> **EXERCISE AIM**
Each line of the records is to be copied verbatim.
**** DATA FOR THIS TASK
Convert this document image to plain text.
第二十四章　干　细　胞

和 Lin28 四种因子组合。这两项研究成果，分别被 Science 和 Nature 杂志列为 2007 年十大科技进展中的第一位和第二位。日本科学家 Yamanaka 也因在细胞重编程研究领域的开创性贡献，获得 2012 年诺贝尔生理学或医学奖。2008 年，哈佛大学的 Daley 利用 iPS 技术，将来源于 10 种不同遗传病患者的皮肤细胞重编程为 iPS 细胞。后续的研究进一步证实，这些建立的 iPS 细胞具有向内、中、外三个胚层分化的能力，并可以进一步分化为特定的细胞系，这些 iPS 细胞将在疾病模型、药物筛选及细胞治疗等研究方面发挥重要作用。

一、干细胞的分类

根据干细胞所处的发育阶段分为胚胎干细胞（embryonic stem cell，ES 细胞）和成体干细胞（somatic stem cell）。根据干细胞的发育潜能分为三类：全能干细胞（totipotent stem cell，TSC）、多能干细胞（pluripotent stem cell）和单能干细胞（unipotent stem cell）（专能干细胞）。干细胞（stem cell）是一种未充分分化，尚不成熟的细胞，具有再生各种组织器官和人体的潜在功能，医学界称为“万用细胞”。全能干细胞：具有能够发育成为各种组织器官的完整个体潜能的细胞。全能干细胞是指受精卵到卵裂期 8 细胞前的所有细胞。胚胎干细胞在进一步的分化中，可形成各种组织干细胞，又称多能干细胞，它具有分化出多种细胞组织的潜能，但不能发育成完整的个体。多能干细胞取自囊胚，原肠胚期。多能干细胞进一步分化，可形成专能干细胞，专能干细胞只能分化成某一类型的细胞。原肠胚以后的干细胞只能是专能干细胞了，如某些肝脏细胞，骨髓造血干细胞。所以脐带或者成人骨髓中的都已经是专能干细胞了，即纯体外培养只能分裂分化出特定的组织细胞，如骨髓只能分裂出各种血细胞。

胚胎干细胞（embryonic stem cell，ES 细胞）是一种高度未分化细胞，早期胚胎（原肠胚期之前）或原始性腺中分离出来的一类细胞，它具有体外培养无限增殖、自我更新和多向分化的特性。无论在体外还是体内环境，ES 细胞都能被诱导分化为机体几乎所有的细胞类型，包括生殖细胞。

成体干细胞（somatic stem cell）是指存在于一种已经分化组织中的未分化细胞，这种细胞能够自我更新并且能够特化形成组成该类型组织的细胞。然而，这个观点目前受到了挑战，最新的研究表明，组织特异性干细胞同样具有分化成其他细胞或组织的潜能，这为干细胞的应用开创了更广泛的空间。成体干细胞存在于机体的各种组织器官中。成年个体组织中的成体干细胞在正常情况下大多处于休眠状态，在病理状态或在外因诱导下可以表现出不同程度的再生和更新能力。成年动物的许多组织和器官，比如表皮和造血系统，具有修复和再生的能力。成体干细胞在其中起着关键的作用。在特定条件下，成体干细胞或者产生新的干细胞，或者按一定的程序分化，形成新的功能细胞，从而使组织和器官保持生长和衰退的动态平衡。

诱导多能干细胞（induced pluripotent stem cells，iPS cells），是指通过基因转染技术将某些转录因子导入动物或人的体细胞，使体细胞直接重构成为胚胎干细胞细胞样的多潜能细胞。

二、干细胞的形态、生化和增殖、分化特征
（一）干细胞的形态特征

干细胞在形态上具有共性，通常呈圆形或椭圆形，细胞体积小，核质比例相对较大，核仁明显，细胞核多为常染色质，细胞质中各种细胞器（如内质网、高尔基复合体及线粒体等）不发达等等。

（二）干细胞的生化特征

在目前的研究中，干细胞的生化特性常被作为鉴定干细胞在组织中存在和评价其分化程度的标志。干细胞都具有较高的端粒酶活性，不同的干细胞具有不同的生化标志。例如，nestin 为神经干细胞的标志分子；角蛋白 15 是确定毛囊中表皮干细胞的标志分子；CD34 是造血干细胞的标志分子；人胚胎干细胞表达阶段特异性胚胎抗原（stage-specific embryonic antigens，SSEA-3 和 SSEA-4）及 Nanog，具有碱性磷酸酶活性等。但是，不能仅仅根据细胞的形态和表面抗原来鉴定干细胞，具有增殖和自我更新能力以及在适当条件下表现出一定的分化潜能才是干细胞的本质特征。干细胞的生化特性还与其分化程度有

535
********
> **WORKED SOLUTION**
Convert this document image to plain text.
第二十四章　干　细　胞

和 Lin28 四种因子组合。这两项研究成果，分别被 Science 和 Nature 杂志列为 2007 年十大科技进展中的第一位和第二位。日本科学家 Yamanaka 也因在细胞重编程研究领域的开创性贡献，获得 2012 年诺贝尔生理学或医学奖。2008 年，哈佛大学的 Daley 利用 iPS 技术，将来源于 10 种不同遗传病患者的皮肤细胞重编程为 iPS 细胞。后续的研究进一步证实，这些建立的 iPS 细胞具有向内、中、外三个胚层分化的能力，并可以进一步分化为特定的细胞系，这些 iPS 细胞将在疾病模型、药物筛选及细胞治疗等研究方面发挥重要作用。

一、干细胞的分类

根据干细胞所处的发育阶段分为胚胎干细胞（embryonic stem cell，ES 细胞）和成体干细胞（somatic stem cell）。根据干细胞的发育潜能分为三类：全能干细胞（totipotent stem cell，TSC）、多能干细胞（pluripotent stem cell）和单能干细胞（unipotent stem cell）（专能干细胞）。干细胞（stem cell）是一种未充分分化，尚不成熟的细胞，具有再生各种组织器官和人体的潜在功能，医学界称为“万用细胞”。全能干细胞：具有能够发育成为各种组织器官的完整个体潜能的细胞。全能干细胞是指受精卵到卵裂期 8 细胞前的所有细胞。胚胎干细胞在进一步的分化中，可形成各种组织干细胞，又称多能干细胞，它具有分化出多种细胞组织的潜能，但不能发育成完整的个体。多能干细胞取自囊胚，原肠胚期。多能干细胞进一步分化，可形成专能干细胞，专能干细胞只能分化成某一类型的细胞。原肠胚以后的干细胞只能是专能干细胞了，如某些肝脏细胞，骨髓造血干细胞。所以脐带或者成人骨髓中的都已经是专能干细胞了，即纯体外培养只能分裂分化出特定的组织细胞，如骨髓只能分裂出各种血细胞。

胚胎干细胞（embryonic stem cell，ES 细胞）是一种高度未分化细胞，早期胚胎（原肠胚期之前）或原始性腺中分离出来的一类细胞，它具有体外培养无限增殖、自我更新和多向分化的特性。无论在体外还是体内环境，ES 细胞都能被诱导分化为机体几乎所有的细胞类型，包括生殖细胞。

成体干细胞（somatic stem cell）是指存在于一种已经分化组织中的未分化细胞，这种细胞能够自我更新并且能够特化形成组成该类型组织的细胞。然而，这个观点目前受到了挑战，最新的研究表明，组织特异性干细胞同样具有分化成其他细胞或组织的潜能，这为干细胞的应用开创了更广泛的空间。成体干细胞存在于机体的各种组织器官中。成年个体组织中的成体干细胞在正常情况下大多处于休眠状态，在病理状态或在外因诱导下可以表现出不同程度的再生和更新能力。成年动物的许多组织和器官，比如表皮和造血系统，具有修复和再生的能力。成体干细胞在其中起着关键的作用。在特定条件下，成体干细胞或者产生新的干细胞，或者按一定的程序分化，形成新的功能细胞，从而使组织和器官保持生长和衰退的动态平衡。

诱导多能干细胞（induced pluripotent stem cells，iPS cells），是指通过基因转染技术将某些转录因子导入动物或人的体细胞，使体细胞直接重构成为胚胎干细胞细胞样的多潜能细胞。

二、干细胞的形态、生化和增殖、分化特征
（一）干细胞的形态特征

干细胞在形态上具有共性，通常呈圆形或椭圆形，细胞体积小，核质比例相对较大，核仁明显，细胞核多为常染色质，细胞质中各种细胞器（如内质网、高尔基复合体及线粒体等）不发达等等。

（二）干细胞的生化特征

在目前的研究中，干细胞的生化特性常被作为鉴定干细胞在组织中存在和评价其分化程度的标志。干细胞都具有较高的端粒酶活性，不同的干细胞具有不同的生化标志。例如，nestin 为神经干细胞的标志分子；角蛋白 15 是确定毛囊中表皮干细胞的标志分子；CD34 是造血干细胞的标志分子；人胚胎干细胞表达阶段特异性胚胎抗原（stage-specific embryonic antigens，SSEA-3 和 SSEA-4）及 Nanog，具有碱性磷酸酶活性等。但是，不能仅仅根据细胞的形态和表面抗原来鉴定干细胞，具有增殖和自我更新能力以及在适当条件下表现出一定的分化潜能才是干细胞的本质特征。干细胞的生化特性还与其分化程度有

535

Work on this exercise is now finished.